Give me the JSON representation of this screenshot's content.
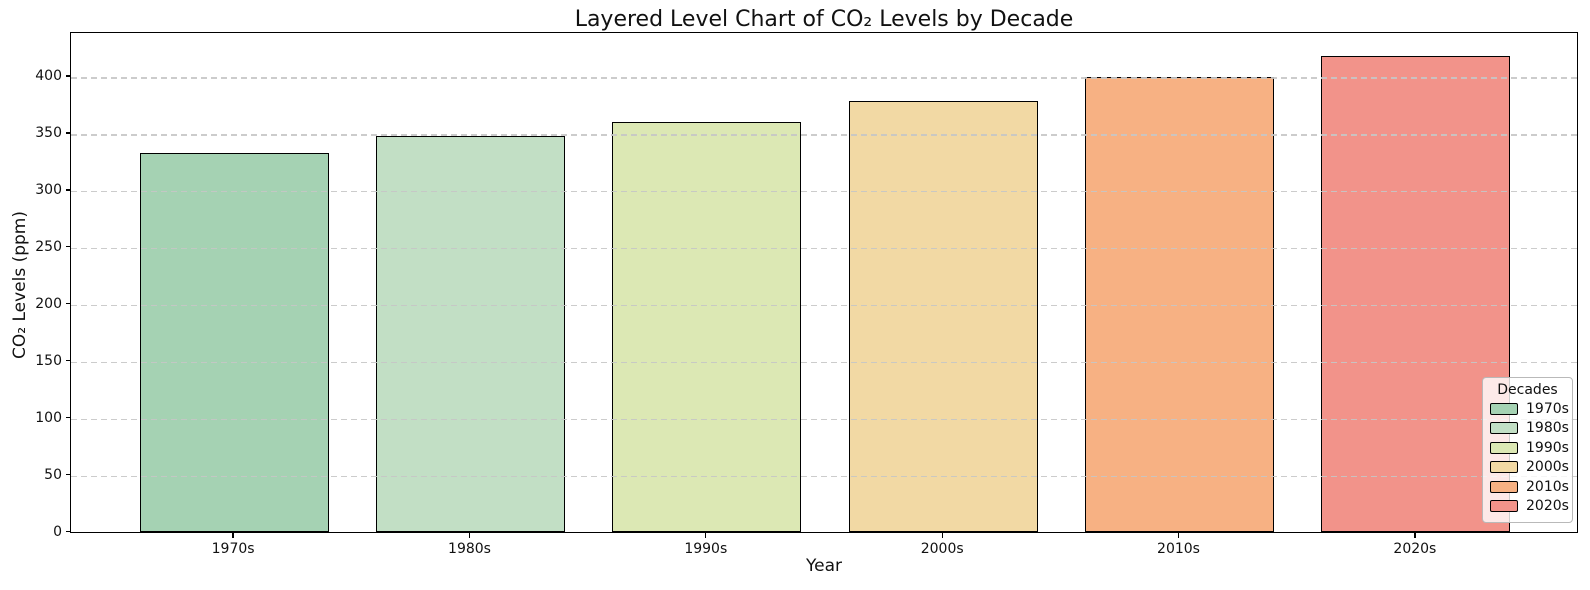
{
  "chart_data": {
    "type": "bar",
    "title": "Layered Level Chart of CO₂ Levels by Decade",
    "xlabel": "Year",
    "ylabel": "CO₂ Levels (ppm)",
    "categories": [
      "1970s",
      "1980s",
      "1990s",
      "2000s",
      "2010s",
      "2020s"
    ],
    "values": [
      333,
      348,
      360,
      379,
      400,
      418
    ],
    "bar_colors": [
      "#a5d2b3",
      "#c2dfc5",
      "#dce8b4",
      "#f2d9a4",
      "#f7b183",
      "#f2938a"
    ],
    "bar_edge_color": "#000000",
    "yticks": [
      0,
      50,
      100,
      150,
      200,
      250,
      300,
      350,
      400
    ],
    "ylim": [
      0,
      440
    ],
    "grid": "horizontal dashed",
    "grid_color": "#c6c6c6",
    "legend": {
      "title": "Decades",
      "position": "lower right",
      "entries": [
        "1970s",
        "1980s",
        "1990s",
        "2000s",
        "2010s",
        "2020s"
      ]
    }
  }
}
______________________________
> **What is required**
Count the lines of the data that contain the string "Levels", and reply with that number alone.

> **Answer to the problem**
2